* _Source_
--

If I was making random buys for, say $100 worth of shares and selling at random times my gains would would increase by the degree of the slope of the price series. But what if I modified the losses to be larger than they were? How much would I have to increase the losses by a factor of in order for the slope of the price chart to be flat?
What change to the losses would make random buying and selling reflect a price chart that was flat, had a slope of 0 instead of a slope of 0.4? In other words, I want all gains and losses to add up to zero.
So, to do this I would multiply all losses by something like 1.4? Would adding just a one to the slope do it? What is the formula for this?
Thank you.
I'll call random variable $X$ the increase or decrease in your the $y$-axis each step. So, $\mathbb{E}[X] = 0.4$ is the slope of the trend line.
We can break this up into the increase and decrease case.

--

[Dataset excerpt]
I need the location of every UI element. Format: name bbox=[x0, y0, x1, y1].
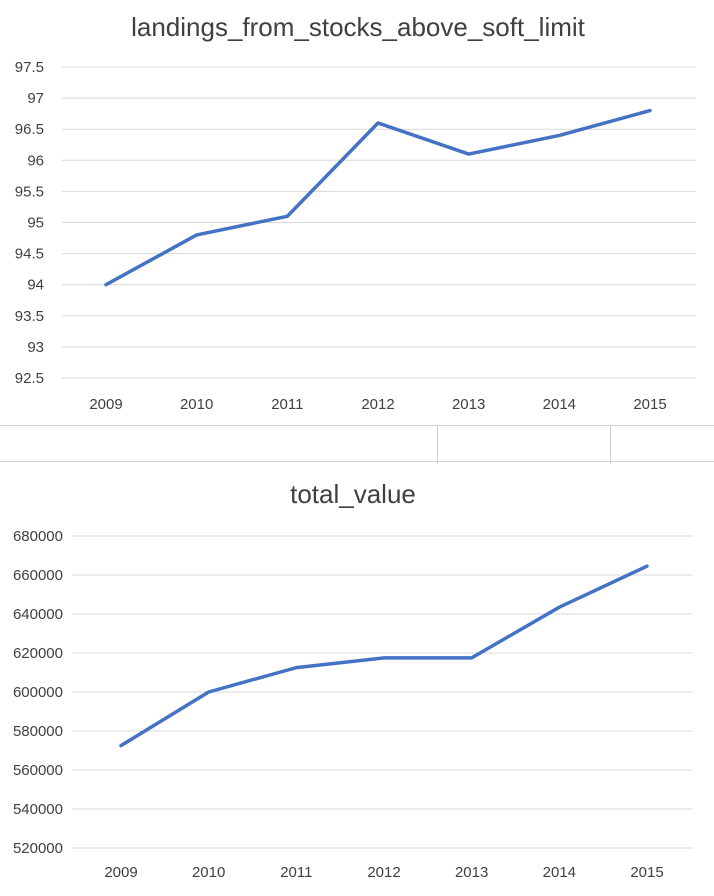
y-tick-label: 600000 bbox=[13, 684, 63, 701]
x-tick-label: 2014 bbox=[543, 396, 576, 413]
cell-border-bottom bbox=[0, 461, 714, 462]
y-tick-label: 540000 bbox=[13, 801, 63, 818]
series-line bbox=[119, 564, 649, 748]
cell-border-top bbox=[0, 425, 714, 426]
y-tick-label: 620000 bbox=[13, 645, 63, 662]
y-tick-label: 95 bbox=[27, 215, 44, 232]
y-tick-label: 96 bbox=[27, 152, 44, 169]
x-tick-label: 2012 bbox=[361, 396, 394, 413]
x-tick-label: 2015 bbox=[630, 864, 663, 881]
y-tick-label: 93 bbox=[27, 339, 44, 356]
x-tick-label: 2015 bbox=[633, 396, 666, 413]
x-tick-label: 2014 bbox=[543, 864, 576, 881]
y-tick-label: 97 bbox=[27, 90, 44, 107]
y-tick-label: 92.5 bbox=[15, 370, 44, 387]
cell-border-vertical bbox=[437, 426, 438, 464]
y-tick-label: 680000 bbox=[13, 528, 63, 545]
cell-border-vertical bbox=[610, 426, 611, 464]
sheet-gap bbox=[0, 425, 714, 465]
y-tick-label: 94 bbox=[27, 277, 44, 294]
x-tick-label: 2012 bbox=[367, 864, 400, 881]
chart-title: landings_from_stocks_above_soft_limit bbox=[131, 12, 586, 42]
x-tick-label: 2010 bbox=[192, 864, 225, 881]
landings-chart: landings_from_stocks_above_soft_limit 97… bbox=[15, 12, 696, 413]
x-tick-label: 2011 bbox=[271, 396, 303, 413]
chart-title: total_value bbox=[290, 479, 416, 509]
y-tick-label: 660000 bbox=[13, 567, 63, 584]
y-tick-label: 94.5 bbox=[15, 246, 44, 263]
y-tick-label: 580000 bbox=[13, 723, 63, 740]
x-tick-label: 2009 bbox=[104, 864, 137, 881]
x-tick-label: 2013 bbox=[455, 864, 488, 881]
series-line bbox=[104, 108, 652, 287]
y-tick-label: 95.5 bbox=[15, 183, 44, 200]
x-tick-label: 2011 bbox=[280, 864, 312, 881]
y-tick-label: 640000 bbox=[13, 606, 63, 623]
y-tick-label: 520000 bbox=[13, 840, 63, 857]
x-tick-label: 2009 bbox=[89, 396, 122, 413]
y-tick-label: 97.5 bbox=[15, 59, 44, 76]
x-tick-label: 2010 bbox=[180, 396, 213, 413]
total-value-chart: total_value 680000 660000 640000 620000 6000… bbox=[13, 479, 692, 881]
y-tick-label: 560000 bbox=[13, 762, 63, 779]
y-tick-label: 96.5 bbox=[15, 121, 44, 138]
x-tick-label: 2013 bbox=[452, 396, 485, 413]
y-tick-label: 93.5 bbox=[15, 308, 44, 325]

--

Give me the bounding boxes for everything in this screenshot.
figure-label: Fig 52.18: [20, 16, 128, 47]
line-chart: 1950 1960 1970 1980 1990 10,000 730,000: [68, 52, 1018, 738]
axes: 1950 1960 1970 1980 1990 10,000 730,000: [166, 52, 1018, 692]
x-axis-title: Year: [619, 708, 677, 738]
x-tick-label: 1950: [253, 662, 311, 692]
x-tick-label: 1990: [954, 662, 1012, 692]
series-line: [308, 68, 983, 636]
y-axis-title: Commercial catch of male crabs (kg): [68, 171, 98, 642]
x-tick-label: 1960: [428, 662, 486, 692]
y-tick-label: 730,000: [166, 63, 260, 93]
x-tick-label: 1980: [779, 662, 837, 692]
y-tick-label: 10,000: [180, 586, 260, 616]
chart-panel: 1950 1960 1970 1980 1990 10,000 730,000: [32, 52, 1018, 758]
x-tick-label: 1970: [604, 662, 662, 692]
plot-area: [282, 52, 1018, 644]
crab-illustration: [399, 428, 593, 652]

--

* _Problems_
(1) Based on the thread on random trading gains, mark each statement yes or no, quoting the exact words of the thread that settle it.
(a) The asker wants all gains and losses to add up to zero.
(b) The reply states that the slope of the trend line is 0.4.
(c) The asker's random buys are for $1000 worth of shares.
(2) Answer these questions from the thread on random trading gains.
(a) By roughly what number does the asker suggest multiplying all losses?
(b) What does the random variable $X$ stand for in the reply?
(c) Into which two cases does the reply break the problem up?
(3) In the thread on random trading gains, rewrite the part from "I'll call random" up to and including "and decrease case.", substituting "regression line" for "trend line".

* _Answers to the tasks_
(1)
(a) Yes: "I want all gains and losses to add up to zero."
(b) Yes: "$\mathbb{E}[X] = 0.4$ is the slope of the trend line."
(c) No: "If I was making random buys for, say $100 worth of shares"

(2)
(a) About 1.4 ("something like 1.4").
(b) The increase or decrease in the $y$-axis each step.
(c) The increase case and the decrease case.

(3)
I'll call random variable $X$ the increase or decrease in your the $y$-axis each step. So, $\mathbb{E}[X] = 0.4$ is the slope of the regression line.
We can break this up into the increase and decrease case.